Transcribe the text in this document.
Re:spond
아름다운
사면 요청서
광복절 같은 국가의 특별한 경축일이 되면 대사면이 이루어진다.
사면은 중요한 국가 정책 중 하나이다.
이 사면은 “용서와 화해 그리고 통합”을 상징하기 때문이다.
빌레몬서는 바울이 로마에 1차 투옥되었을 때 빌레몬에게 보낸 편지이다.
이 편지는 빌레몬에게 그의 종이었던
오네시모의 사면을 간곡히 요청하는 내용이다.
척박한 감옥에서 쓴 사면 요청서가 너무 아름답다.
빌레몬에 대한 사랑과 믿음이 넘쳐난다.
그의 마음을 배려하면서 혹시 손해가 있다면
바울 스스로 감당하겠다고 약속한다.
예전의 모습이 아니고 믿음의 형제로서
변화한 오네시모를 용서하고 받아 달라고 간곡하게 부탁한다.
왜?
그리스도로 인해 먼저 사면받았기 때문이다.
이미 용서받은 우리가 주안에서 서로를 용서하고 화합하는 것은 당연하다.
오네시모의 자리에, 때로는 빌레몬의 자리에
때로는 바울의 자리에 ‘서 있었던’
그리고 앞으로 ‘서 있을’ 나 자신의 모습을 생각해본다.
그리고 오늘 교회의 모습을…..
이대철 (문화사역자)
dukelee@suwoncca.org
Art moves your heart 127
● ● ● ●
• **EXERCISE**: Exactly reproduce all of the entries.

• **EXPECTED ANSWER**:
Transcribe the text in this document.
Re:spond
아름다운
사면 요청서
광복절 같은 국가의 특별한 경축일이 되면 대사면이 이루어진다.
사면은 중요한 국가 정책 중 하나이다.
이 사면은 “용서와 화해 그리고 통합”을 상징하기 때문이다.
빌레몬서는 바울이 로마에 1차 투옥되었을 때 빌레몬에게 보낸 편지이다.
이 편지는 빌레몬에게 그의 종이었던
오네시모의 사면을 간곡히 요청하는 내용이다.
척박한 감옥에서 쓴 사면 요청서가 너무 아름답다.
빌레몬에 대한 사랑과 믿음이 넘쳐난다.
그의 마음을 배려하면서 혹시 손해가 있다면
바울 스스로 감당하겠다고 약속한다.
예전의 모습이 아니고 믿음의 형제로서
변화한 오네시모를 용서하고 받아 달라고 간곡하게 부탁한다.
왜?
그리스도로 인해 먼저 사면받았기 때문이다.
이미 용서받은 우리가 주안에서 서로를 용서하고 화합하는 것은 당연하다.
오네시모의 자리에, 때로는 빌레몬의 자리에
때로는 바울의 자리에 ‘서 있었던’
그리고 앞으로 ‘서 있을’ 나 자신의 모습을 생각해본다.
그리고 오늘 교회의 모습을…..
이대철 (문화사역자)
dukelee@suwoncca.org
Art moves your heart 127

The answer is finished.